Your copy of the material must match it exactly, except that pictures are dropped.

===

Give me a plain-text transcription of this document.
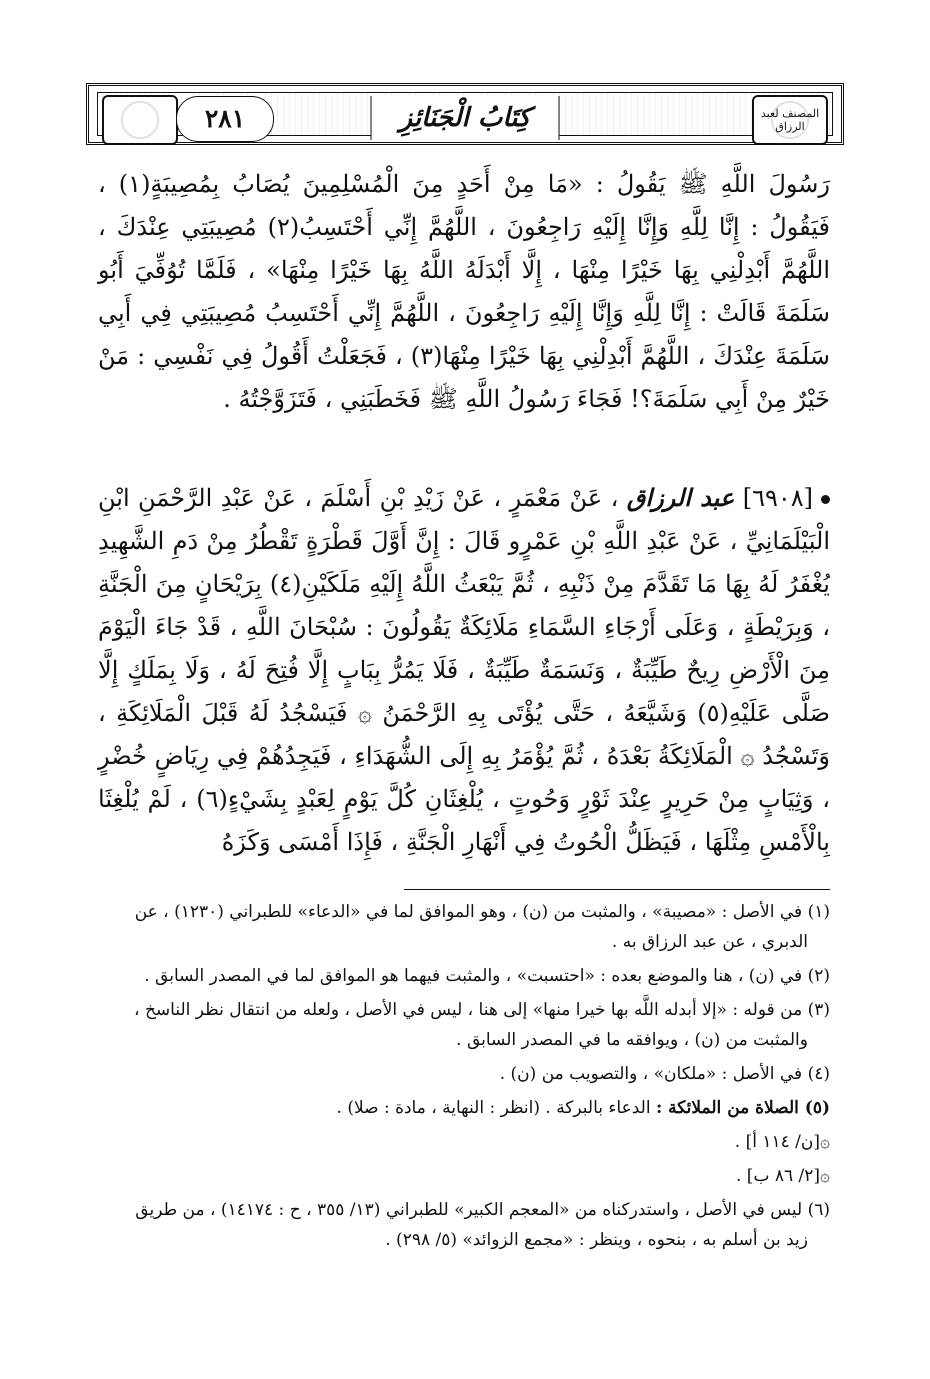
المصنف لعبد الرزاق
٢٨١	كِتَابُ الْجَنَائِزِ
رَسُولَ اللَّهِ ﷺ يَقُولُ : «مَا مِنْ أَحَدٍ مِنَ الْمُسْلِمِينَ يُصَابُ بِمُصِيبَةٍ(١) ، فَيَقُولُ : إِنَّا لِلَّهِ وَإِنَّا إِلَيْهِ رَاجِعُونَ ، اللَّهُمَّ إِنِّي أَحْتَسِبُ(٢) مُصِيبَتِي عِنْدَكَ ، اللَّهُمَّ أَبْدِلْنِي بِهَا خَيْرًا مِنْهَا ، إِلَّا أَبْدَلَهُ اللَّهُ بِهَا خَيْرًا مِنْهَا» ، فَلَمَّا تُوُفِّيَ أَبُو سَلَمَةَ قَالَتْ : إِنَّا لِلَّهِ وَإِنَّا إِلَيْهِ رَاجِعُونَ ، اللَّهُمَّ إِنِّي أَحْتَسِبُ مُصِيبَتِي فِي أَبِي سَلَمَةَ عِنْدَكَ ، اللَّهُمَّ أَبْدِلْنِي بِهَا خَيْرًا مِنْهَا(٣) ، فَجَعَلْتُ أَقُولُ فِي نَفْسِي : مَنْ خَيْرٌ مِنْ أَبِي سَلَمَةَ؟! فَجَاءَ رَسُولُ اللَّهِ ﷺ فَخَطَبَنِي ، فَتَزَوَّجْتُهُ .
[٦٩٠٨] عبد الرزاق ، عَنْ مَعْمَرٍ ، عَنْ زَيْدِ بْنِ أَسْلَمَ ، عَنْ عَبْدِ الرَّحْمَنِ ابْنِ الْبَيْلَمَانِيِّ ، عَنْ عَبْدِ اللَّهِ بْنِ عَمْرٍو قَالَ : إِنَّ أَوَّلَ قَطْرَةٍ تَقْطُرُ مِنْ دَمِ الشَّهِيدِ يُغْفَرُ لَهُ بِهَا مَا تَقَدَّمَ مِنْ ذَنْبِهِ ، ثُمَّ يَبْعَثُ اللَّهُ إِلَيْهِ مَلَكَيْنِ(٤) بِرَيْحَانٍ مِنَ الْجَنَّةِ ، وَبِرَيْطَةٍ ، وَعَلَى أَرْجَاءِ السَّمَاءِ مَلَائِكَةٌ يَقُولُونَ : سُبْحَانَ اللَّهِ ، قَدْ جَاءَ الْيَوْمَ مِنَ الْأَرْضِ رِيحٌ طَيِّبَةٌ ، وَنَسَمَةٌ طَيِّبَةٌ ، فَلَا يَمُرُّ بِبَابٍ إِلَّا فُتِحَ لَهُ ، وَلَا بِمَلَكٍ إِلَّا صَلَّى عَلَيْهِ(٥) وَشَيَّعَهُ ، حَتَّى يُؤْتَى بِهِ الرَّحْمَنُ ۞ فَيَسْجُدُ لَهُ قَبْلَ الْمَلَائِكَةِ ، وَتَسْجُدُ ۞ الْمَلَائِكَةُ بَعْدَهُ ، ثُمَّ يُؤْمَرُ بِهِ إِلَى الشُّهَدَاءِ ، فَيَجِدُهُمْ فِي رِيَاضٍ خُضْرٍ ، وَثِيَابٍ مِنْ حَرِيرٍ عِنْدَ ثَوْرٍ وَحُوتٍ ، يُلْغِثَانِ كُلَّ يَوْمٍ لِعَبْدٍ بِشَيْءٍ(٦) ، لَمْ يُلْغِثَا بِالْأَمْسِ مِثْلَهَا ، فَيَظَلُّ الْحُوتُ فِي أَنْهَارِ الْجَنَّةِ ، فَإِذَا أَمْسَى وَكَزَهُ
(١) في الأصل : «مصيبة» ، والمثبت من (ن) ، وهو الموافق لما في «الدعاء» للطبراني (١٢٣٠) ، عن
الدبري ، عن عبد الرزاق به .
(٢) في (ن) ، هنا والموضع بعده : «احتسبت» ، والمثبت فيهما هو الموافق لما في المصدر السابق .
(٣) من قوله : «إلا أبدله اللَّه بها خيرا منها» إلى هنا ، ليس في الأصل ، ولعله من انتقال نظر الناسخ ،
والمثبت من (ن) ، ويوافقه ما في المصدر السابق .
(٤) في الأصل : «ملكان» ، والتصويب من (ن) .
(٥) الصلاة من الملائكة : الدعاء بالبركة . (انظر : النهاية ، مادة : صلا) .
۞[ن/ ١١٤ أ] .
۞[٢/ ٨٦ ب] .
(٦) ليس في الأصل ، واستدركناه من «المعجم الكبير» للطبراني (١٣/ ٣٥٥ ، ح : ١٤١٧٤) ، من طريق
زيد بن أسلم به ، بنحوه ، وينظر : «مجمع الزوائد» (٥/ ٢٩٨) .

===

Result of the task:
Give me a plain-text transcription of this document.
المصنف لعبد الرزاق
٢٨١	كِتَابُ الْجَنَائِزِ
رَسُولَ اللَّهِ ﷺ يَقُولُ : «مَا مِنْ أَحَدٍ مِنَ الْمُسْلِمِينَ يُصَابُ بِمُصِيبَةٍ(١) ، فَيَقُولُ : إِنَّا لِلَّهِ وَإِنَّا إِلَيْهِ رَاجِعُونَ ، اللَّهُمَّ إِنِّي أَحْتَسِبُ(٢) مُصِيبَتِي عِنْدَكَ ، اللَّهُمَّ أَبْدِلْنِي بِهَا خَيْرًا مِنْهَا ، إِلَّا أَبْدَلَهُ اللَّهُ بِهَا خَيْرًا مِنْهَا» ، فَلَمَّا تُوُفِّيَ أَبُو سَلَمَةَ قَالَتْ : إِنَّا لِلَّهِ وَإِنَّا إِلَيْهِ رَاجِعُونَ ، اللَّهُمَّ إِنِّي أَحْتَسِبُ مُصِيبَتِي فِي أَبِي سَلَمَةَ عِنْدَكَ ، اللَّهُمَّ أَبْدِلْنِي بِهَا خَيْرًا مِنْهَا(٣) ، فَجَعَلْتُ أَقُولُ فِي نَفْسِي : مَنْ خَيْرٌ مِنْ أَبِي سَلَمَةَ؟! فَجَاءَ رَسُولُ اللَّهِ ﷺ فَخَطَبَنِي ، فَتَزَوَّجْتُهُ .
[٦٩٠٨] عبد الرزاق ، عَنْ مَعْمَرٍ ، عَنْ زَيْدِ بْنِ أَسْلَمَ ، عَنْ عَبْدِ الرَّحْمَنِ ابْنِ الْبَيْلَمَانِيِّ ، عَنْ عَبْدِ اللَّهِ بْنِ عَمْرٍو قَالَ : إِنَّ أَوَّلَ قَطْرَةٍ تَقْطُرُ مِنْ دَمِ الشَّهِيدِ يُغْفَرُ لَهُ بِهَا مَا تَقَدَّمَ مِنْ ذَنْبِهِ ، ثُمَّ يَبْعَثُ اللَّهُ إِلَيْهِ مَلَكَيْنِ(٤) بِرَيْحَانٍ مِنَ الْجَنَّةِ ، وَبِرَيْطَةٍ ، وَعَلَى أَرْجَاءِ السَّمَاءِ مَلَائِكَةٌ يَقُولُونَ : سُبْحَانَ اللَّهِ ، قَدْ جَاءَ الْيَوْمَ مِنَ الْأَرْضِ رِيحٌ طَيِّبَةٌ ، وَنَسَمَةٌ طَيِّبَةٌ ، فَلَا يَمُرُّ بِبَابٍ إِلَّا فُتِحَ لَهُ ، وَلَا بِمَلَكٍ إِلَّا صَلَّى عَلَيْهِ(٥) وَشَيَّعَهُ ، حَتَّى يُؤْتَى بِهِ الرَّحْمَنُ ۞ فَيَسْجُدُ لَهُ قَبْلَ الْمَلَائِكَةِ ، وَتَسْجُدُ ۞ الْمَلَائِكَةُ بَعْدَهُ ، ثُمَّ يُؤْمَرُ بِهِ إِلَى الشُّهَدَاءِ ، فَيَجِدُهُمْ فِي رِيَاضٍ خُضْرٍ ، وَثِيَابٍ مِنْ حَرِيرٍ عِنْدَ ثَوْرٍ وَحُوتٍ ، يُلْغِثَانِ كُلَّ يَوْمٍ لِعَبْدٍ بِشَيْءٍ(٦) ، لَمْ يُلْغِثَا بِالْأَمْسِ مِثْلَهَا ، فَيَظَلُّ الْحُوتُ فِي أَنْهَارِ الْجَنَّةِ ، فَإِذَا أَمْسَى وَكَزَهُ
(١) في الأصل : «مصيبة» ، والمثبت من (ن) ، وهو الموافق لما في «الدعاء» للطبراني (١٢٣٠) ، عن
الدبري ، عن عبد الرزاق به .
(٢) في (ن) ، هنا والموضع بعده : «احتسبت» ، والمثبت فيهما هو الموافق لما في المصدر السابق .
(٣) من قوله : «إلا أبدله اللَّه بها خيرا منها» إلى هنا ، ليس في الأصل ، ولعله من انتقال نظر الناسخ ،
والمثبت من (ن) ، ويوافقه ما في المصدر السابق .
(٤) في الأصل : «ملكان» ، والتصويب من (ن) .
(٥) الصلاة من الملائكة : الدعاء بالبركة . (انظر : النهاية ، مادة : صلا) .
۞[ن/ ١١٤ أ] .
۞[٢/ ٨٦ ب] .
(٦) ليس في الأصل ، واستدركناه من «المعجم الكبير» للطبراني (١٣/ ٣٥٥ ، ح : ١٤١٧٤) ، من طريق
زيد بن أسلم به ، بنحوه ، وينظر : «مجمع الزوائد» (٥/ ٢٩٨) .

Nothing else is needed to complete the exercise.